Take the records underneath and set them down exactly.
---+---
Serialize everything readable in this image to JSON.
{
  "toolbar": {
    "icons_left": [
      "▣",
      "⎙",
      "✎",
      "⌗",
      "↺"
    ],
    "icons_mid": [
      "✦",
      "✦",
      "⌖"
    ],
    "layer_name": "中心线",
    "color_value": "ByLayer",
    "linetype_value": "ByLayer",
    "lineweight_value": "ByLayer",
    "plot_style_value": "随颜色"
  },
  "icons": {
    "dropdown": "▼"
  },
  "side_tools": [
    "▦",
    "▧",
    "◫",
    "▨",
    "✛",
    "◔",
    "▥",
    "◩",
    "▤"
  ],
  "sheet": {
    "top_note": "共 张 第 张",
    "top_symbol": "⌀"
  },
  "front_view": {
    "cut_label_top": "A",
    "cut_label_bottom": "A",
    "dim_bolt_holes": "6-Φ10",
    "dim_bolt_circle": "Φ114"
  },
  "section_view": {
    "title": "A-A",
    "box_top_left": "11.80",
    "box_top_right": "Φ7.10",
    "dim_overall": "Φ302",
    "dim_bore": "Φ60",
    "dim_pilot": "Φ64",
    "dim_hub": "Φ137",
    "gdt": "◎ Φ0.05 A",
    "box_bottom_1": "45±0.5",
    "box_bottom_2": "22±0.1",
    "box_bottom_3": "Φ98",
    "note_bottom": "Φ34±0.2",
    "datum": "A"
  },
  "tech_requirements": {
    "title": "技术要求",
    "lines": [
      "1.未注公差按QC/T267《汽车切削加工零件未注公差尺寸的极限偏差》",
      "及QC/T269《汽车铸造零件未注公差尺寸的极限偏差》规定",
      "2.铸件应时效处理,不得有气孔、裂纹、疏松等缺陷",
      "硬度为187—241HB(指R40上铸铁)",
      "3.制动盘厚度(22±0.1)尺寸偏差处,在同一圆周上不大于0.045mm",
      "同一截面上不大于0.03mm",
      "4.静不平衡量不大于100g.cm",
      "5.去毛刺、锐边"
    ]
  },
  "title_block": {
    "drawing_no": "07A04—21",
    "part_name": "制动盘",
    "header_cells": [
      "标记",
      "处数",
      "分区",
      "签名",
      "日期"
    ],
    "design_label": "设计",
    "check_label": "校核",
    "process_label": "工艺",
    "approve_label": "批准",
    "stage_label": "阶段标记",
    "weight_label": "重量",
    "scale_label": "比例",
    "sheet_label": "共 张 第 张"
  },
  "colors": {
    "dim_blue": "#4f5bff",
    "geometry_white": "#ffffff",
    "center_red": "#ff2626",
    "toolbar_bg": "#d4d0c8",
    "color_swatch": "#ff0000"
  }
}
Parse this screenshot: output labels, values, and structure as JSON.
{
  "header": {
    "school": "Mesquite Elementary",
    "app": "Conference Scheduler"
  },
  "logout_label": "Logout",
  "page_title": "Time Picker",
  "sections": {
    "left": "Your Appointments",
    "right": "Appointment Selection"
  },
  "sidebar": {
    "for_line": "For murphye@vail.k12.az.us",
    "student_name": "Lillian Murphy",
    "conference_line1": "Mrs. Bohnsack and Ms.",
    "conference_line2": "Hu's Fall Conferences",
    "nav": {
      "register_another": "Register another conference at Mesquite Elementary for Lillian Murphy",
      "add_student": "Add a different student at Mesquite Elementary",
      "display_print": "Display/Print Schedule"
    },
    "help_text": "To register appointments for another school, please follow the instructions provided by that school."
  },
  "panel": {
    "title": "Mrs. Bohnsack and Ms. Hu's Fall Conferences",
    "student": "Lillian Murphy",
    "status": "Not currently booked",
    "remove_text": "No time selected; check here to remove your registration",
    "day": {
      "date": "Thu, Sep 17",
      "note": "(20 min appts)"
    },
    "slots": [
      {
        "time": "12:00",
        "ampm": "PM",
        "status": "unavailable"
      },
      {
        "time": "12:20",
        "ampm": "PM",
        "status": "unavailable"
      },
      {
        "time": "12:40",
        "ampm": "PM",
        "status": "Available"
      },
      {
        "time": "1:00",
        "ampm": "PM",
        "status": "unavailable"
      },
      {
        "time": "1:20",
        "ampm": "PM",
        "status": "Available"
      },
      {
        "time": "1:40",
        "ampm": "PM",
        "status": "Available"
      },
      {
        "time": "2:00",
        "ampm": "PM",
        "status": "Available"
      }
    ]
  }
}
---+---
#### [Result for this task]
Serialize everything readable in this image to JSON.
{
  "toolbar": {
    "icons_left": [
      "▣",
      "⎙",
      "✎",
      "⌗",
      "↺"
    ],
    "icons_mid": [
      "✦",
      "✦",
      "⌖"
    ],
    "layer_name": "中心线",
    "color_value": "ByLayer",
    "linetype_value": "ByLayer",
    "lineweight_value": "ByLayer",
    "plot_style_value": "随颜色"
  },
  "icons": {
    "dropdown": "▼"
  },
  "side_tools": [
    "▦",
    "▧",
    "◫",
    "▨",
    "✛",
    "◔",
    "▥",
    "◩",
    "▤"
  ],
  "sheet": {
    "top_note": "共 张 第 张",
    "top_symbol": "⌀"
  },
  "front_view": {
    "cut_label_top": "A",
    "cut_label_bottom": "A",
    "dim_bolt_holes": "6-Φ10",
    "dim_bolt_circle": "Φ114"
  },
  "section_view": {
    "title": "A-A",
    "box_top_left": "11.80",
    "box_top_right": "Φ7.10",
    "dim_overall": "Φ302",
    "dim_bore": "Φ60",
    "dim_pilot": "Φ64",
    "dim_hub": "Φ137",
    "gdt": "◎ Φ0.05 A",
    "box_bottom_1": "45±0.5",
    "box_bottom_2": "22±0.1",
    "box_bottom_3": "Φ98",
    "note_bottom": "Φ34±0.2",
    "datum": "A"
  },
  "tech_requirements": {
    "title": "技术要求",
    "lines": [
      "1.未注公差按QC/T267《汽车切削加工零件未注公差尺寸的极限偏差》",
      "及QC/T269《汽车铸造零件未注公差尺寸的极限偏差》规定",
      "2.铸件应时效处理,不得有气孔、裂纹、疏松等缺陷",
      "硬度为187—241HB(指R40上铸铁)",
      "3.制动盘厚度(22±0.1)尺寸偏差处,在同一圆周上不大于0.045mm",
      "同一截面上不大于0.03mm",
      "4.静不平衡量不大于100g.cm",
      "5.去毛刺、锐边"
    ]
  },
  "title_block": {
    "drawing_no": "07A04—21",
    "part_name": "制动盘",
    "header_cells": [
      "标记",
      "处数",
      "分区",
      "签名",
      "日期"
    ],
    "design_label": "设计",
    "check_label": "校核",
    "process_label": "工艺",
    "approve_label": "批准",
    "stage_label": "阶段标记",
    "weight_label": "重量",
    "scale_label": "比例",
    "sheet_label": "共 张 第 张"
  },
  "colors": {
    "dim_blue": "#4f5bff",
    "geometry_white": "#ffffff",
    "center_red": "#ff2626",
    "toolbar_bg": "#d4d0c8",
    "color_swatch": "#ff0000"
  }
}
Parse this screenshot: output labels, values, and structure as JSON.
{
  "header": {
    "school": "Mesquite Elementary",
    "app": "Conference Scheduler"
  },
  "logout_label": "Logout",
  "page_title": "Time Picker",
  "sections": {
    "left": "Your Appointments",
    "right": "Appointment Selection"
  },
  "sidebar": {
    "for_line": "For murphye@vail.k12.az.us",
    "student_name": "Lillian Murphy",
    "conference_line1": "Mrs. Bohnsack and Ms.",
    "conference_line2": "Hu's Fall Conferences",
    "nav": {
      "register_another": "Register another conference at Mesquite Elementary for Lillian Murphy",
      "add_student": "Add a different student at Mesquite Elementary",
      "display_print": "Display/Print Schedule"
    },
    "help_text": "To register appointments for another school, please follow the instructions provided by that school."
  },
  "panel": {
    "title": "Mrs. Bohnsack and Ms. Hu's Fall Conferences",
    "student": "Lillian Murphy",
    "status": "Not currently booked",
    "remove_text": "No time selected; check here to remove your registration",
    "day": {
      "date": "Thu, Sep 17",
      "note": "(20 min appts)"
    },
    "slots": [
      {
        "time": "12:00",
        "ampm": "PM",
        "status": "unavailable"
      },
      {
        "time": "12:20",
        "ampm": "PM",
        "status": "unavailable"
      },
      {
        "time": "12:40",
        "ampm": "PM",
        "status": "Available"
      },
      {
        "time": "1:00",
        "ampm": "PM",
        "status": "unavailable"
      },
      {
        "time": "1:20",
        "ampm": "PM",
        "status": "Available"
      },
      {
        "time": "1:40",
        "ampm": "PM",
        "status": "Available"
      },
      {
        "time": "2:00",
        "ampm": "PM",
        "status": "Available"
      }
    ]
  }
}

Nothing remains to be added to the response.